* _Requirement_: Write out each record below exactly as it appears, with no pictures.

* _Supplied material_:

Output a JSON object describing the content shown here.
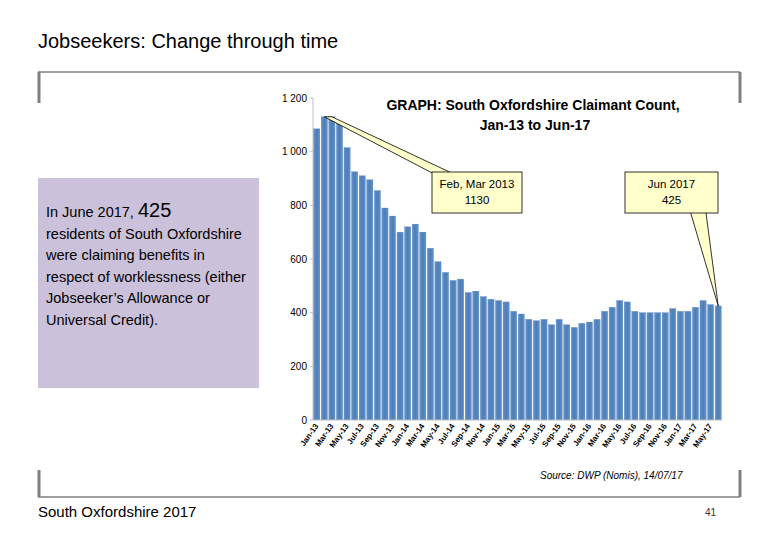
{
  "page": {
    "title": "Jobseekers: Change through time",
    "summary": {
      "prefix": "In June 2017, ",
      "number": "425",
      "text": "residents of South Oxfordshire were claiming benefits in respect of worklessness (either Jobseeker’s Allowance or Universal Credit)."
    },
    "source": "Source: DWP (Nomis), 14/07/17",
    "footer": "South Oxfordshire  2017",
    "page_number": "41"
  },
  "chart_data": {
    "type": "bar",
    "title": "GRAPH: South Oxfordshire Claimant Count, Jan-13 to Jun-17",
    "categories": [
      "Jan-13",
      null,
      "Mar-13",
      null,
      "May-13",
      null,
      "Jul-13",
      null,
      "Sep-13",
      null,
      "Nov-13",
      null,
      "Jan-14",
      null,
      "Mar-14",
      null,
      "May-14",
      null,
      "Jul-14",
      null,
      "Sep-14",
      null,
      "Nov-14",
      null,
      "Jan-15",
      null,
      "Mar-15",
      null,
      "May-15",
      null,
      "Jul-15",
      null,
      "Sep-15",
      null,
      "Nov-15",
      null,
      "Jan-16",
      null,
      "Mar-16",
      null,
      "May-16",
      null,
      "Jul-16",
      null,
      "Sep-16",
      null,
      "Nov-16",
      null,
      "Jan-17",
      null,
      "Mar-17",
      null,
      "May-17",
      null
    ],
    "values": [
      1085,
      1130,
      1130,
      1105,
      1015,
      925,
      910,
      895,
      855,
      790,
      760,
      700,
      720,
      730,
      700,
      640,
      590,
      550,
      520,
      525,
      475,
      480,
      460,
      450,
      445,
      440,
      405,
      395,
      375,
      370,
      375,
      355,
      375,
      355,
      345,
      360,
      365,
      375,
      405,
      420,
      445,
      440,
      405,
      400,
      400,
      400,
      400,
      415,
      405,
      405,
      420,
      445,
      430,
      425
    ],
    "color": "#4a7ebb",
    "ylim": [
      0,
      1200
    ],
    "yticks": [
      0,
      200,
      400,
      600,
      800,
      {
        "value": 1000,
        "label": "1 000"
      },
      {
        "value": 1200,
        "label": "1 200"
      }
    ],
    "grid": false,
    "annotations": [
      {
        "label": "Feb, Mar 2013",
        "value": 1130
      },
      {
        "label": "Jun 2017",
        "value": 425
      }
    ]
  }
}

* _Written solution_:
Output a JSON object describing the content shown here.
{
  "page": {
    "title": "Jobseekers: Change through time",
    "summary": {
      "prefix": "In June 2017, ",
      "number": "425",
      "text": "residents of South Oxfordshire were claiming benefits in respect of worklessness (either Jobseeker’s Allowance or Universal Credit)."
    },
    "source": "Source: DWP (Nomis), 14/07/17",
    "footer": "South Oxfordshire  2017",
    "page_number": "41"
  },
  "chart_data": {
    "type": "bar",
    "title": "GRAPH: South Oxfordshire Claimant Count, Jan-13 to Jun-17",
    "categories": [
      "Jan-13",
      null,
      "Mar-13",
      null,
      "May-13",
      null,
      "Jul-13",
      null,
      "Sep-13",
      null,
      "Nov-13",
      null,
      "Jan-14",
      null,
      "Mar-14",
      null,
      "May-14",
      null,
      "Jul-14",
      null,
      "Sep-14",
      null,
      "Nov-14",
      null,
      "Jan-15",
      null,
      "Mar-15",
      null,
      "May-15",
      null,
      "Jul-15",
      null,
      "Sep-15",
      null,
      "Nov-15",
      null,
      "Jan-16",
      null,
      "Mar-16",
      null,
      "May-16",
      null,
      "Jul-16",
      null,
      "Sep-16",
      null,
      "Nov-16",
      null,
      "Jan-17",
      null,
      "Mar-17",
      null,
      "May-17",
      null
    ],
    "values": [
      1085,
      1130,
      1130,
      1105,
      1015,
      925,
      910,
      895,
      855,
      790,
      760,
      700,
      720,
      730,
      700,
      640,
      590,
      550,
      520,
      525,
      475,
      480,
      460,
      450,
      445,
      440,
      405,
      395,
      375,
      370,
      375,
      355,
      375,
      355,
      345,
      360,
      365,
      375,
      405,
      420,
      445,
      440,
      405,
      400,
      400,
      400,
      400,
      415,
      405,
      405,
      420,
      445,
      430,
      425
    ],
    "color": "#4a7ebb",
    "ylim": [
      0,
      1200
    ],
    "yticks": [
      0,
      200,
      400,
      600,
      800,
      {
        "value": 1000,
        "label": "1 000"
      },
      {
        "value": 1200,
        "label": "1 200"
      }
    ],
    "grid": false,
    "annotations": [
      {
        "label": "Feb, Mar 2013",
        "value": 1130
      },
      {
        "label": "Jun 2017",
        "value": 425
      }
    ]
  }
}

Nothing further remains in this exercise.